## PROBLEM DESCRIPTION
Copy out all lines of the records in which the word "rgba" appears.

Data entries

▼

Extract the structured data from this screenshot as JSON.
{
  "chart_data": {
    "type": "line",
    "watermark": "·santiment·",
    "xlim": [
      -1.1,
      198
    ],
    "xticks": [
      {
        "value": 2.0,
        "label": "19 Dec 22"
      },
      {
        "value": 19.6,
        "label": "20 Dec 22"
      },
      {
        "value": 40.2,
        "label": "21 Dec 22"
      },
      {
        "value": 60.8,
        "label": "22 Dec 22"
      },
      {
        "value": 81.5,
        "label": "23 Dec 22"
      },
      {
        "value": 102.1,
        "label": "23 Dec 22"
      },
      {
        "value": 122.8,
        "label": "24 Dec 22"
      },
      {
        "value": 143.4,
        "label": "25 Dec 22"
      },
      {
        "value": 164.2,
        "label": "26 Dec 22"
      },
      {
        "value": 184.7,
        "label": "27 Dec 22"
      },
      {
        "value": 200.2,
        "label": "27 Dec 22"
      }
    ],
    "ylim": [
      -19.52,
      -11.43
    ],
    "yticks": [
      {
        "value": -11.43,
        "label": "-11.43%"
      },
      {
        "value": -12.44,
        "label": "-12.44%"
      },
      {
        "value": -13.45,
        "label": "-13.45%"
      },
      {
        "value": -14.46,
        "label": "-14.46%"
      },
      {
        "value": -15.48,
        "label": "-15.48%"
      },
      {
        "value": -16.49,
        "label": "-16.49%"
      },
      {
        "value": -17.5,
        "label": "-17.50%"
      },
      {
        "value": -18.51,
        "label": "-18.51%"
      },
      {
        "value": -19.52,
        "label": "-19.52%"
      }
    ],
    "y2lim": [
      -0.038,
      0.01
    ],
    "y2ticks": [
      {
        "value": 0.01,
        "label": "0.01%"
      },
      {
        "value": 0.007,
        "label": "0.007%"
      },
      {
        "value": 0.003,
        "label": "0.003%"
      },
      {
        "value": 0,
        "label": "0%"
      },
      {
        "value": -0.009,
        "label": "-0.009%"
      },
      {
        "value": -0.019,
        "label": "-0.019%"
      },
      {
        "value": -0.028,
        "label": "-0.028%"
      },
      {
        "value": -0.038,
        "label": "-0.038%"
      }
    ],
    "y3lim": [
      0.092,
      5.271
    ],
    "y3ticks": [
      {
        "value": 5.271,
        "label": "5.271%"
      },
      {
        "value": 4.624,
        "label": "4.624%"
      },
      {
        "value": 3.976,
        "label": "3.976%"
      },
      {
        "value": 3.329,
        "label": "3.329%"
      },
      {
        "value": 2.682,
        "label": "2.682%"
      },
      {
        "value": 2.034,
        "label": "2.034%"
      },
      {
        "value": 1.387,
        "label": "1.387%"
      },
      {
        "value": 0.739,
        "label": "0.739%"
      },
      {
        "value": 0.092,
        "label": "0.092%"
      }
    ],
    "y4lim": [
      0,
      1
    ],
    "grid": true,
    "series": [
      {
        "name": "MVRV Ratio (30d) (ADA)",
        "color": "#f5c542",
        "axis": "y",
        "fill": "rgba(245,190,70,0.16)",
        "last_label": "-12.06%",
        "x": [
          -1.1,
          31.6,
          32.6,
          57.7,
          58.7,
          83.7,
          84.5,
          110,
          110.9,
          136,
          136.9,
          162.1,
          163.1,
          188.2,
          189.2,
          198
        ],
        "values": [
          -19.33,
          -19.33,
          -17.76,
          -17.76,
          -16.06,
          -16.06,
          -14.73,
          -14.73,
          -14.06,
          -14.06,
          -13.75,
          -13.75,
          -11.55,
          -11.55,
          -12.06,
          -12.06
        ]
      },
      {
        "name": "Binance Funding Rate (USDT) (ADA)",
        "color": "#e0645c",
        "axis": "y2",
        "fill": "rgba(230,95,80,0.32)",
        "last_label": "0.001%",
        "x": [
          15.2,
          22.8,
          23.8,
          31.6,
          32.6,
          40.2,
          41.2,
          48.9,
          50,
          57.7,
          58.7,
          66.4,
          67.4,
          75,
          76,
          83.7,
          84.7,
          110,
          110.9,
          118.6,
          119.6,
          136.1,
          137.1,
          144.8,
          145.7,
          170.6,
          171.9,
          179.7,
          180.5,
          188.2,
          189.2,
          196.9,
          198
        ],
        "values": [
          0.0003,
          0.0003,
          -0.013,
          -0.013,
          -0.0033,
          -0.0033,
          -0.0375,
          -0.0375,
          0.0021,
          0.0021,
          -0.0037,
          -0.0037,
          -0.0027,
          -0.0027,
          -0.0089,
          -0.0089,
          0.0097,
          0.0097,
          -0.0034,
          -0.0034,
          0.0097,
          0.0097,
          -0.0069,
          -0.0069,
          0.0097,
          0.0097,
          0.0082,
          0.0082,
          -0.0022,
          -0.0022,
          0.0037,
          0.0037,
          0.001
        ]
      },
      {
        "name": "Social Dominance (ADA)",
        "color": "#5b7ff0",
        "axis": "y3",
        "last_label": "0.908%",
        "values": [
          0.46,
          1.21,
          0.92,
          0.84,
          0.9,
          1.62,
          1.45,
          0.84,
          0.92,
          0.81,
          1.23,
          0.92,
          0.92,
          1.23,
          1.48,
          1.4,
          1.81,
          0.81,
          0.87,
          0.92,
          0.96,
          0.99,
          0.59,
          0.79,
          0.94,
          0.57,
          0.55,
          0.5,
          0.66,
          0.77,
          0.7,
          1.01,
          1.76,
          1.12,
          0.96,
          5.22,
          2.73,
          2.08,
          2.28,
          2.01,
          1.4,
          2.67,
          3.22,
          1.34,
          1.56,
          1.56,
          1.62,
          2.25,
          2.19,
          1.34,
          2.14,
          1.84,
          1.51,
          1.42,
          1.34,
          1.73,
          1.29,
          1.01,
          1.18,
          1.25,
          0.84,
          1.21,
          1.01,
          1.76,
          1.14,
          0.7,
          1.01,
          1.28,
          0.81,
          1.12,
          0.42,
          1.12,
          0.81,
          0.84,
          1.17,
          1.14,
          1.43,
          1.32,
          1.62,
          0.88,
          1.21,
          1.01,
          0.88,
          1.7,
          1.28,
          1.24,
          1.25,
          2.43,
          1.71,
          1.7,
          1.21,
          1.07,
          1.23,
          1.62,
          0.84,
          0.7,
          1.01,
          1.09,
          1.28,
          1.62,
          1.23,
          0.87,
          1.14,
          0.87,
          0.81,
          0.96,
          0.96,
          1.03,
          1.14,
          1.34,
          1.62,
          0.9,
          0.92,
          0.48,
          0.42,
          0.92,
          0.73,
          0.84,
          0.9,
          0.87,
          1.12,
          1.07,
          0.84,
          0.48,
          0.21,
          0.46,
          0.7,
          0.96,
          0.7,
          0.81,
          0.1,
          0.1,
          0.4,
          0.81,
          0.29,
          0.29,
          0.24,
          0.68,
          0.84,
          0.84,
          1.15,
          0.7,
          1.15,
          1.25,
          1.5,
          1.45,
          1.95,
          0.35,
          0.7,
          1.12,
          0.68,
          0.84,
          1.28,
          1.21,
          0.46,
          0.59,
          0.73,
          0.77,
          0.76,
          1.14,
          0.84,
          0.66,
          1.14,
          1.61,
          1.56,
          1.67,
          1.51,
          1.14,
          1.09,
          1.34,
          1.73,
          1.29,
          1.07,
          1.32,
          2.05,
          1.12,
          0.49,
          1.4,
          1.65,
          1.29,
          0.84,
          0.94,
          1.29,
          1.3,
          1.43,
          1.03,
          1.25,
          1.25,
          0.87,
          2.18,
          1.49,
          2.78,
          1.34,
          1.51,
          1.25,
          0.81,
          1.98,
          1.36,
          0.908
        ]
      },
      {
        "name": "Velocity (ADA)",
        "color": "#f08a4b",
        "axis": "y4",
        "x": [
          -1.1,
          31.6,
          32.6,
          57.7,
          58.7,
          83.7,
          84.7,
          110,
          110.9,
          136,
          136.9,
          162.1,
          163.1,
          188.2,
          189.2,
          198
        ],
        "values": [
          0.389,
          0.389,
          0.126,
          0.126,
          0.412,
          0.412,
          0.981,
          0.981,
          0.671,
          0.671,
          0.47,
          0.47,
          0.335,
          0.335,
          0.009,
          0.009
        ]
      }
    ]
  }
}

▲

## SOLUTION TO THE PROBLEM
        "fill": "rgba(245,190,70,0.16)",
        "fill": "rgba(230,95,80,0.32)",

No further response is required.